RECORDS PROVIDED:
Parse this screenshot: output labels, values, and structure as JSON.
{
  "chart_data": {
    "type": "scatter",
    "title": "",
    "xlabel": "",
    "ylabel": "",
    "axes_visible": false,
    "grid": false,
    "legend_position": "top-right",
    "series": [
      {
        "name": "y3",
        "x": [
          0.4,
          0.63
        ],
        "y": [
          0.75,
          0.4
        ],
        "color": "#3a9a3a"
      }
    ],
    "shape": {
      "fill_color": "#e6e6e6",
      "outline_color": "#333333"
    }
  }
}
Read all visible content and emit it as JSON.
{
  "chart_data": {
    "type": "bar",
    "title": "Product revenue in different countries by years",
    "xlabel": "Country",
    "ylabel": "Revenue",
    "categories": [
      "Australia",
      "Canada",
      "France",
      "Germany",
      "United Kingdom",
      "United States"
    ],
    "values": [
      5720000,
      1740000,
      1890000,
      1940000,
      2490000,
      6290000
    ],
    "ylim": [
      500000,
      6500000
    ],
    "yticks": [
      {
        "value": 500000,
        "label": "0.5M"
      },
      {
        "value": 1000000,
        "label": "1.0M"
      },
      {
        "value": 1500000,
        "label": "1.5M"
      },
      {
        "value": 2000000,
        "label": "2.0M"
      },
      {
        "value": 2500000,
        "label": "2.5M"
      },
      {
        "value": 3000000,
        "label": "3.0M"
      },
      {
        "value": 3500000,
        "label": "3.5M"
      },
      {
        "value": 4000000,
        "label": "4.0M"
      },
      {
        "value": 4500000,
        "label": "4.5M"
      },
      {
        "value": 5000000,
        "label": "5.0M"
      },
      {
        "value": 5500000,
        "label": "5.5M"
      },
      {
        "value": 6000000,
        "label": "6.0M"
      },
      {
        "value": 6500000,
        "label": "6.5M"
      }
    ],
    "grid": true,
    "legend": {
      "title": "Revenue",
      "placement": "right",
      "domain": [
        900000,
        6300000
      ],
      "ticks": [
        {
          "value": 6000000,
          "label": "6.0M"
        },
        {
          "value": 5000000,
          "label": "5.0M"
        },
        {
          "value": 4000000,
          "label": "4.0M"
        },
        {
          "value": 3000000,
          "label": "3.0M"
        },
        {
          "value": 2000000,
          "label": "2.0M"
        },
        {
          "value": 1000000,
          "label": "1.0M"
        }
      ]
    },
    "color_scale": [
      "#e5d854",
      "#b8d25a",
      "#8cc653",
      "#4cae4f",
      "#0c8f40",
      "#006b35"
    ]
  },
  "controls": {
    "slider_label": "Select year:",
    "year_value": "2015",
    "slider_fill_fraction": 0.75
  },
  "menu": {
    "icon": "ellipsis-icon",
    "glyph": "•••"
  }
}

SET PROBLEM: Give the entries once more, exactly as they appear.

RESULT BELOW:
Parse this screenshot: output labels, values, and structure as JSON.
{
  "chart_data": {
    "type": "scatter",
    "title": "",
    "xlabel": "",
    "ylabel": "",
    "axes_visible": false,
    "grid": false,
    "legend_position": "top-right",
    "series": [
      {
        "name": "y3",
        "x": [
          0.4,
          0.63
        ],
        "y": [
          0.75,
          0.4
        ],
        "color": "#3a9a3a"
      }
    ],
    "shape": {
      "fill_color": "#e6e6e6",
      "outline_color": "#333333"
    }
  }
}
Read all visible content and emit it as JSON.
{
  "chart_data": {
    "type": "bar",
    "title": "Product revenue in different countries by years",
    "xlabel": "Country",
    "ylabel": "Revenue",
    "categories": [
      "Australia",
      "Canada",
      "France",
      "Germany",
      "United Kingdom",
      "United States"
    ],
    "values": [
      5720000,
      1740000,
      1890000,
      1940000,
      2490000,
      6290000
    ],
    "ylim": [
      500000,
      6500000
    ],
    "yticks": [
      {
        "value": 500000,
        "label": "0.5M"
      },
      {
        "value": 1000000,
        "label": "1.0M"
      },
      {
        "value": 1500000,
        "label": "1.5M"
      },
      {
        "value": 2000000,
        "label": "2.0M"
      },
      {
        "value": 2500000,
        "label": "2.5M"
      },
      {
        "value": 3000000,
        "label": "3.0M"
      },
      {
        "value": 3500000,
        "label": "3.5M"
      },
      {
        "value": 4000000,
        "label": "4.0M"
      },
      {
        "value": 4500000,
        "label": "4.5M"
      },
      {
        "value": 5000000,
        "label": "5.0M"
      },
      {
        "value": 5500000,
        "label": "5.5M"
      },
      {
        "value": 6000000,
        "label": "6.0M"
      },
      {
        "value": 6500000,
        "label": "6.5M"
      }
    ],
    "grid": true,
    "legend": {
      "title": "Revenue",
      "placement": "right",
      "domain": [
        900000,
        6300000
      ],
      "ticks": [
        {
          "value": 6000000,
          "label": "6.0M"
        },
        {
          "value": 5000000,
          "label": "5.0M"
        },
        {
          "value": 4000000,
          "label": "4.0M"
        },
        {
          "value": 3000000,
          "label": "3.0M"
        },
        {
          "value": 2000000,
          "label": "2.0M"
        },
        {
          "value": 1000000,
          "label": "1.0M"
        }
      ]
    },
    "color_scale": [
      "#e5d854",
      "#b8d25a",
      "#8cc653",
      "#4cae4f",
      "#0c8f40",
      "#006b35"
    ]
  },
  "controls": {
    "slider_label": "Select year:",
    "year_value": "2015",
    "slider_fill_fraction": 0.75
  },
  "menu": {
    "icon": "ellipsis-icon",
    "glyph": "•••"
  }
}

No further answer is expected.